● EXERCISE PROMPT
Write the material out again in full, word for word. Do not include the pictures.

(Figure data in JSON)
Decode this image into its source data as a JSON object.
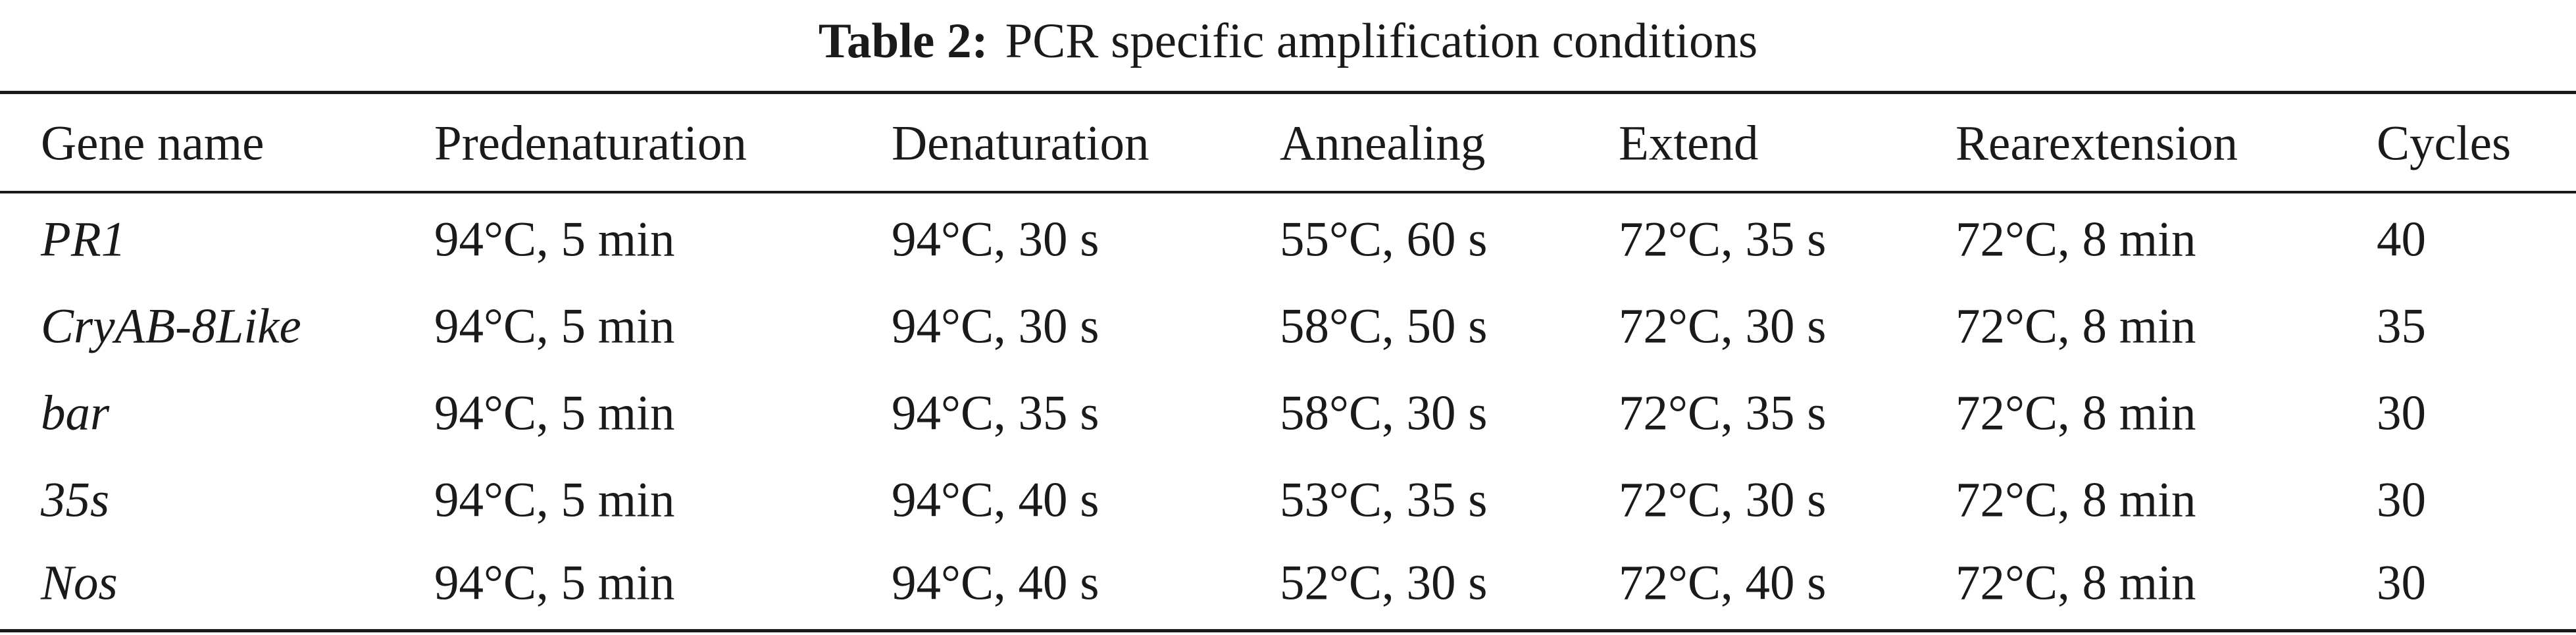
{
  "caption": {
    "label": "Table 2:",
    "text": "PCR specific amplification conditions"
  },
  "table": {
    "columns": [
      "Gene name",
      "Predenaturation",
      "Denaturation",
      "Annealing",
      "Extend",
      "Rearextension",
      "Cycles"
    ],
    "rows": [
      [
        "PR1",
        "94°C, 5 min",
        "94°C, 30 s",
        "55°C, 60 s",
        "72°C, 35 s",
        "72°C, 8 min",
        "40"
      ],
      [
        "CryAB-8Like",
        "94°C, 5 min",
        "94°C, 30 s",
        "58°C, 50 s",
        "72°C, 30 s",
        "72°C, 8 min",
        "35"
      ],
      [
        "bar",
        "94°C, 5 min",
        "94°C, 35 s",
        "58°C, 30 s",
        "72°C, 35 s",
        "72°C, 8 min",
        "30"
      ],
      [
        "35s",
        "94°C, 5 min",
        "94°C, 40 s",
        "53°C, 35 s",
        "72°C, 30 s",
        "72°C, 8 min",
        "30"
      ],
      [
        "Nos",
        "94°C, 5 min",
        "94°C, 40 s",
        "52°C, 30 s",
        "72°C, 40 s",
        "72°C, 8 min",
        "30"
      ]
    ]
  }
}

● TASK RESULT
Decode this image into its source data as a JSON object.
{
  "caption": {
    "label": "Table 2:",
    "text": "PCR specific amplification conditions"
  },
  "table": {
    "columns": [
      "Gene name",
      "Predenaturation",
      "Denaturation",
      "Annealing",
      "Extend",
      "Rearextension",
      "Cycles"
    ],
    "rows": [
      [
        "PR1",
        "94°C, 5 min",
        "94°C, 30 s",
        "55°C, 60 s",
        "72°C, 35 s",
        "72°C, 8 min",
        "40"
      ],
      [
        "CryAB-8Like",
        "94°C, 5 min",
        "94°C, 30 s",
        "58°C, 50 s",
        "72°C, 30 s",
        "72°C, 8 min",
        "35"
      ],
      [
        "bar",
        "94°C, 5 min",
        "94°C, 35 s",
        "58°C, 30 s",
        "72°C, 35 s",
        "72°C, 8 min",
        "30"
      ],
      [
        "35s",
        "94°C, 5 min",
        "94°C, 40 s",
        "53°C, 35 s",
        "72°C, 30 s",
        "72°C, 8 min",
        "30"
      ],
      [
        "Nos",
        "94°C, 5 min",
        "94°C, 40 s",
        "52°C, 30 s",
        "72°C, 40 s",
        "72°C, 8 min",
        "30"
      ]
    ]
  }
}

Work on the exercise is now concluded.